◆ **Exercise directions**
Go through the lines below and copy each one that holds the string "velocities".

***

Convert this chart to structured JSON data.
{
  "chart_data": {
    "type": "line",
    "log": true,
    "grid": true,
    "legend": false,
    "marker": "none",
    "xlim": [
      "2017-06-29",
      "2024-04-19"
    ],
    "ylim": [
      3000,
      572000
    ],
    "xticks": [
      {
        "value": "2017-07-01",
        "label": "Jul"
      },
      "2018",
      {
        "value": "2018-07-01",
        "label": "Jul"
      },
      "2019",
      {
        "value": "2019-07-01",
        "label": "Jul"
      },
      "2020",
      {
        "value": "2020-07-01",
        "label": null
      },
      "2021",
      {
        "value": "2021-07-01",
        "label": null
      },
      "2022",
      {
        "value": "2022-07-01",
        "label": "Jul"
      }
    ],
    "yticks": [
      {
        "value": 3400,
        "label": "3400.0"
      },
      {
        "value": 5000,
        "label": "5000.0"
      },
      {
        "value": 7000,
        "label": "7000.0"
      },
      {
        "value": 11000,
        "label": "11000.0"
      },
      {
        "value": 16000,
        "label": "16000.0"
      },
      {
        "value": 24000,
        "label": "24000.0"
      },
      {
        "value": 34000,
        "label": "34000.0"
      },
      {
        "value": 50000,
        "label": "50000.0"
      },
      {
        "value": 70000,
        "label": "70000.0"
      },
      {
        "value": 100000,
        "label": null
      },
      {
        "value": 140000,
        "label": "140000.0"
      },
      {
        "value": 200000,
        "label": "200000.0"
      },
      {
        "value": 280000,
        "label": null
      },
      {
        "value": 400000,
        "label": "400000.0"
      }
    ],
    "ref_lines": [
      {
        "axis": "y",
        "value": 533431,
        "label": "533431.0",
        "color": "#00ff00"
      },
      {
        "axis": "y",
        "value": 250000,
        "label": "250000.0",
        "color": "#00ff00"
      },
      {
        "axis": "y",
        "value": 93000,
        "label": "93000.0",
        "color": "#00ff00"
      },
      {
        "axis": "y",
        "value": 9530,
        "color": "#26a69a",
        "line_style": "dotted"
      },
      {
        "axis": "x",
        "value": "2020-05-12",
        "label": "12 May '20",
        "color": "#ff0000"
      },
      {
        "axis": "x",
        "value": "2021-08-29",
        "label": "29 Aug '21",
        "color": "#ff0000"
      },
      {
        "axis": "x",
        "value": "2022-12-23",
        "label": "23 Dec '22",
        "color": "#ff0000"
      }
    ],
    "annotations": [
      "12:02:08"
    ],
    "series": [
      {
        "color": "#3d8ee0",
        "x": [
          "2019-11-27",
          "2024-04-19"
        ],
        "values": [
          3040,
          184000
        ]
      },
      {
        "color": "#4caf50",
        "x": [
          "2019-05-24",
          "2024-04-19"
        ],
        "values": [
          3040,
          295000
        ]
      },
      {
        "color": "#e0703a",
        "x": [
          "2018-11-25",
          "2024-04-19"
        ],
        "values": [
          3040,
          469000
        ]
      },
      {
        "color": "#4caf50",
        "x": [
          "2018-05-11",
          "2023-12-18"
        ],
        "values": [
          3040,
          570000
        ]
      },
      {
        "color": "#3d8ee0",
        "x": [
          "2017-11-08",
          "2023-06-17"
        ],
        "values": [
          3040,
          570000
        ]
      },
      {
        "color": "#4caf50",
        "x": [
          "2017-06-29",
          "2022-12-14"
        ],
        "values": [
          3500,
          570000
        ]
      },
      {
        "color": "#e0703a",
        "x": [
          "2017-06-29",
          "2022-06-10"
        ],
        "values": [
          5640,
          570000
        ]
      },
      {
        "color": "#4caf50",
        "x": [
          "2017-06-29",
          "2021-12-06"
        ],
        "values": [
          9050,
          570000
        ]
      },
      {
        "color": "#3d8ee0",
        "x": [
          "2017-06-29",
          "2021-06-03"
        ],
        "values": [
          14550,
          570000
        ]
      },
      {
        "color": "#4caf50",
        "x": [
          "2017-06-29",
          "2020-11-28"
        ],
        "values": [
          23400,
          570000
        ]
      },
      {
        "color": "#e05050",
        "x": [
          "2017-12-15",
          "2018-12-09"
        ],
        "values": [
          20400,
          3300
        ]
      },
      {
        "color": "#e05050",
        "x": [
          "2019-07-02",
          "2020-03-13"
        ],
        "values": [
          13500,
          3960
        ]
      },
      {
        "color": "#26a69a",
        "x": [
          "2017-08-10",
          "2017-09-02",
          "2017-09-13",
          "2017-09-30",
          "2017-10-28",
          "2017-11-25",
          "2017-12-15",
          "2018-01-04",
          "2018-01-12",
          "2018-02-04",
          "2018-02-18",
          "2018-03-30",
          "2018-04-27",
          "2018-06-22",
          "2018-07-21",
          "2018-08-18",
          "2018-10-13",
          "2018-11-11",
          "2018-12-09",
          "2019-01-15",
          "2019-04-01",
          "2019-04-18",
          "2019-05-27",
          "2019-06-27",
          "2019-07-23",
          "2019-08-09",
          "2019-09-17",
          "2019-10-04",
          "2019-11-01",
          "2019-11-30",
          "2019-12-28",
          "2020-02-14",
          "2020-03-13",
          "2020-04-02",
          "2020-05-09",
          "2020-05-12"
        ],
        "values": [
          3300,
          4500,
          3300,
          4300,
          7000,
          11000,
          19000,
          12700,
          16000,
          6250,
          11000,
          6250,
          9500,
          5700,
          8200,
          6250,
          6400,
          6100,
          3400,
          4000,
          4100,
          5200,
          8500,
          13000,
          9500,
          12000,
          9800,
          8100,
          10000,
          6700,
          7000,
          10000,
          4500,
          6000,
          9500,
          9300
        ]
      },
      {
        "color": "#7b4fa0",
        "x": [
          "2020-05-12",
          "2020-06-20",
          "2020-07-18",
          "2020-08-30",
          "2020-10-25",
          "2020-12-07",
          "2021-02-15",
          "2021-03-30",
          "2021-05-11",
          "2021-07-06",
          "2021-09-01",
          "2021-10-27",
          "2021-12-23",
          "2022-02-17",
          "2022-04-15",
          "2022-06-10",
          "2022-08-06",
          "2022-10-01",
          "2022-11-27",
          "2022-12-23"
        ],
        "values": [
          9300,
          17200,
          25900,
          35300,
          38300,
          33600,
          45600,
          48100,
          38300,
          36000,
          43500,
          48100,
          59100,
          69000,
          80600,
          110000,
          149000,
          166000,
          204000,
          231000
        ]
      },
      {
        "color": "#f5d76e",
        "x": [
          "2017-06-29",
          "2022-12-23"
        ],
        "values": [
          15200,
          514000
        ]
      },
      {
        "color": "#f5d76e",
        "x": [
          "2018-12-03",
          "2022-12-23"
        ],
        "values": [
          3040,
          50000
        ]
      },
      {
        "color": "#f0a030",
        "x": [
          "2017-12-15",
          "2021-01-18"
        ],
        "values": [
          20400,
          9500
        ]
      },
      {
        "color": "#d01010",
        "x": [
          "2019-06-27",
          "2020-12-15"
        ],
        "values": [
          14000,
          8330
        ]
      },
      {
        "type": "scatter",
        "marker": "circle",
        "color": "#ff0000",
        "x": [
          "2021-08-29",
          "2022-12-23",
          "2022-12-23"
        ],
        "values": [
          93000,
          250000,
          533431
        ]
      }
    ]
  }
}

***

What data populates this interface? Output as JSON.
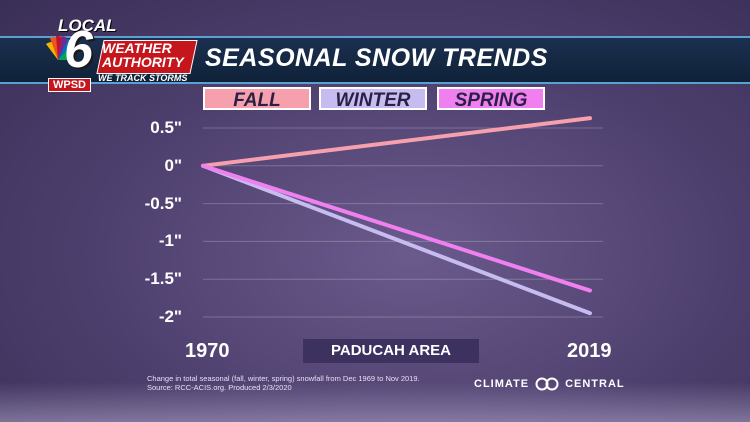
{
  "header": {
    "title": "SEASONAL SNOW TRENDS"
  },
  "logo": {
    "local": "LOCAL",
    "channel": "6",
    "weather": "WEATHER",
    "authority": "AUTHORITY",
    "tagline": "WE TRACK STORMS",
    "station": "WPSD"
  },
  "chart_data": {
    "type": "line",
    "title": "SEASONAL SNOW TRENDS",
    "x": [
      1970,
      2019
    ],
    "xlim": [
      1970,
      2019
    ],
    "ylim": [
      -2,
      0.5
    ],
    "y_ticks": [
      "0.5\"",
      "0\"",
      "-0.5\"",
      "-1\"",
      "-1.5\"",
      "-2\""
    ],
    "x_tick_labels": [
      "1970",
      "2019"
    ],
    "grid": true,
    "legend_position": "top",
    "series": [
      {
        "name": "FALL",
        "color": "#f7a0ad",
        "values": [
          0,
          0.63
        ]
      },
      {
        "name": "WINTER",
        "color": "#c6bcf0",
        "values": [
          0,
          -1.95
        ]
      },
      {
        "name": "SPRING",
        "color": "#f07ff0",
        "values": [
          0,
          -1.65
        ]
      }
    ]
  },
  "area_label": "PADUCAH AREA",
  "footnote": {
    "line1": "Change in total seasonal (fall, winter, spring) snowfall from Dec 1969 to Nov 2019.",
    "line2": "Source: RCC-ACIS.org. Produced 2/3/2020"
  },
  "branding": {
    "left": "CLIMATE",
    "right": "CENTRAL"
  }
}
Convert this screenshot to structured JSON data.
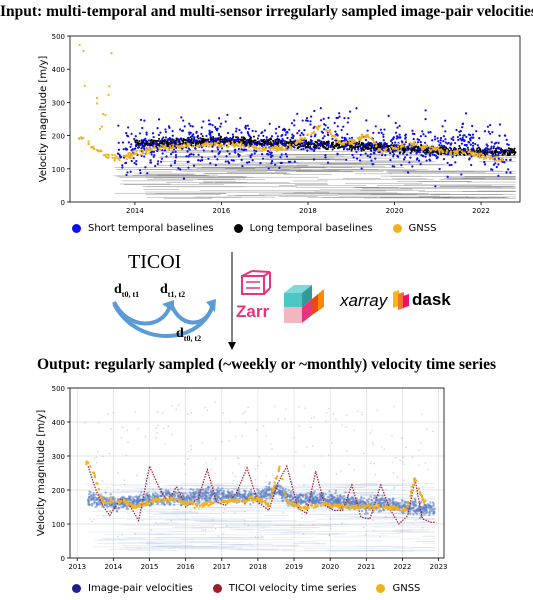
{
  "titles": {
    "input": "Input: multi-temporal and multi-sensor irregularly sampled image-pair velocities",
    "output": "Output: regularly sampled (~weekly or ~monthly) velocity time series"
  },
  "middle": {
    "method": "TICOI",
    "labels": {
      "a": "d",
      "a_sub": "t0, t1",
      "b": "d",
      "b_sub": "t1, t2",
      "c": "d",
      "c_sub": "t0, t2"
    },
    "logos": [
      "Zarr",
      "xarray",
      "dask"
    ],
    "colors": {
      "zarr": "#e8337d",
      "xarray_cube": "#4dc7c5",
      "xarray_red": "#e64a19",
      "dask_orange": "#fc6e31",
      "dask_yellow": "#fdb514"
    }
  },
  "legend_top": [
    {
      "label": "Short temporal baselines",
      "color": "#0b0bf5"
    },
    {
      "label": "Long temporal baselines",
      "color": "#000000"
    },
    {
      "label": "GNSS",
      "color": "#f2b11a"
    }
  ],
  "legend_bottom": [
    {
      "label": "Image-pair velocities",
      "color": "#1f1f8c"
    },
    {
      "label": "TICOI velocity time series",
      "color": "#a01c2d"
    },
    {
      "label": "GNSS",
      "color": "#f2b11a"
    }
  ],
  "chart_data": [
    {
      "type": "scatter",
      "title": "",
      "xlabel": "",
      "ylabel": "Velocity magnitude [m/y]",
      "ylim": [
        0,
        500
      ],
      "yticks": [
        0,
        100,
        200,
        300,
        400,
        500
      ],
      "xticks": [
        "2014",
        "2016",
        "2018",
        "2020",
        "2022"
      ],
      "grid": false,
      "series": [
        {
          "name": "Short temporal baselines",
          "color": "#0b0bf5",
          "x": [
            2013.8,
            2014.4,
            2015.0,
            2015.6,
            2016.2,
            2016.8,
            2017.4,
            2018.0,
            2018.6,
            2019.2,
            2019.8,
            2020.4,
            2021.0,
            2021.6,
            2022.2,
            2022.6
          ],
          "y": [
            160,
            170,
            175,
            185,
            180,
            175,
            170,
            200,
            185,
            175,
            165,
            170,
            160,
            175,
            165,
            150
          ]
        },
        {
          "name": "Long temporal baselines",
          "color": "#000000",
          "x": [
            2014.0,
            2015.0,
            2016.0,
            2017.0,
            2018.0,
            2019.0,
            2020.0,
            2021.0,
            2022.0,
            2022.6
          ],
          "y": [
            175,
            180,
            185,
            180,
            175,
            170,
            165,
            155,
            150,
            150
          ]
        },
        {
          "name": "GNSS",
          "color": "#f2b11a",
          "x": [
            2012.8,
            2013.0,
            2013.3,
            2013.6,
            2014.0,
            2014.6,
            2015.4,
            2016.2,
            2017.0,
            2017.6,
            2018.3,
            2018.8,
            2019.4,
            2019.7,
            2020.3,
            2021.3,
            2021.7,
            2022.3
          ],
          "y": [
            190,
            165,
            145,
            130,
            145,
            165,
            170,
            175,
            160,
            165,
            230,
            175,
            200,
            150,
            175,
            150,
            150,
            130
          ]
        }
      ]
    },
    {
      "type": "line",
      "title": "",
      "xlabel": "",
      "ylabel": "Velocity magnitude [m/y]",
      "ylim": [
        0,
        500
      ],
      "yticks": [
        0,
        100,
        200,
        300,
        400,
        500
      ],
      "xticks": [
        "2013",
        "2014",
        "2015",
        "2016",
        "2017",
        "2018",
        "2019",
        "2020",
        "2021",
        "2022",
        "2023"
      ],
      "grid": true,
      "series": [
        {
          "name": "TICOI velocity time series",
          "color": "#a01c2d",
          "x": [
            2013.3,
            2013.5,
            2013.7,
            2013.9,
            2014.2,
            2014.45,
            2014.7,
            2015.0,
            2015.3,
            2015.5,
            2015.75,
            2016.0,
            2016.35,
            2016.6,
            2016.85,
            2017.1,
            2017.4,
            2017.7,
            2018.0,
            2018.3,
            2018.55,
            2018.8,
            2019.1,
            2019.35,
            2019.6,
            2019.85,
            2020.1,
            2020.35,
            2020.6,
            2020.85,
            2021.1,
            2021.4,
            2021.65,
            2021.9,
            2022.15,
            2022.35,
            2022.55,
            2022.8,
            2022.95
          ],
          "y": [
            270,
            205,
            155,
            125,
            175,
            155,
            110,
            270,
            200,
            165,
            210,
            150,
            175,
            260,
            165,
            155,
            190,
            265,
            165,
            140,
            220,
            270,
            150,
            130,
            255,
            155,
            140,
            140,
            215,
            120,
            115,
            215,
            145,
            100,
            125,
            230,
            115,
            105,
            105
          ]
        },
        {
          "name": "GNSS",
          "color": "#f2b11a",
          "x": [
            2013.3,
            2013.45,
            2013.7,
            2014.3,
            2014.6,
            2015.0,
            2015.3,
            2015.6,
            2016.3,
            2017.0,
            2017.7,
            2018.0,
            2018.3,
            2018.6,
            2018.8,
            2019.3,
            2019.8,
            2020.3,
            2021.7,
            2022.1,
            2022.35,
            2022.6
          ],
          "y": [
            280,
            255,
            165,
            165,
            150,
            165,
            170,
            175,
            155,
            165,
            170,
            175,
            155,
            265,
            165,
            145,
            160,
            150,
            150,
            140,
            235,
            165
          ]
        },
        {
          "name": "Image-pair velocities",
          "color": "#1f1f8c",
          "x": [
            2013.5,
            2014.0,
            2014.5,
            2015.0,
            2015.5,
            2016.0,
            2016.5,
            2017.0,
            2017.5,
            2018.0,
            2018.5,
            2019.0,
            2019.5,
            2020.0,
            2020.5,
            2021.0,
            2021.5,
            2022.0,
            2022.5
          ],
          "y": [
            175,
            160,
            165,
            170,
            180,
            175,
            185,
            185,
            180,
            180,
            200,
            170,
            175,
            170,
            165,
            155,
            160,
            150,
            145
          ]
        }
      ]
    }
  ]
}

***

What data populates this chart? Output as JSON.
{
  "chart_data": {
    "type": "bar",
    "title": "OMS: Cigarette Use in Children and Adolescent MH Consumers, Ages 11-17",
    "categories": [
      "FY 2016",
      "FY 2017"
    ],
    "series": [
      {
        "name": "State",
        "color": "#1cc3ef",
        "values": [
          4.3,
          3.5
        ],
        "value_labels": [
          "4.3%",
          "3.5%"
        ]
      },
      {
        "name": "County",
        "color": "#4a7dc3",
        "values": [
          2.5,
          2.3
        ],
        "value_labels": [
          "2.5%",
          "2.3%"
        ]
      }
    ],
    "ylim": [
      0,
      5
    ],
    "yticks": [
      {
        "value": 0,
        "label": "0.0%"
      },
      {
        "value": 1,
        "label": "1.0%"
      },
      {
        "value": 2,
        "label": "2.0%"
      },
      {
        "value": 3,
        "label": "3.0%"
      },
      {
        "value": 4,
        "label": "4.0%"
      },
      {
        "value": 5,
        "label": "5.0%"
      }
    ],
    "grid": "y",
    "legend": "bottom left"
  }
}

***

◆ **Solution to this exercise**
    "input": "Input: multi-temporal and multi-sensor irregularly sampled image-pair velocities",
      "label": "Image-pair velocities",
          "name": "Image-pair velocities",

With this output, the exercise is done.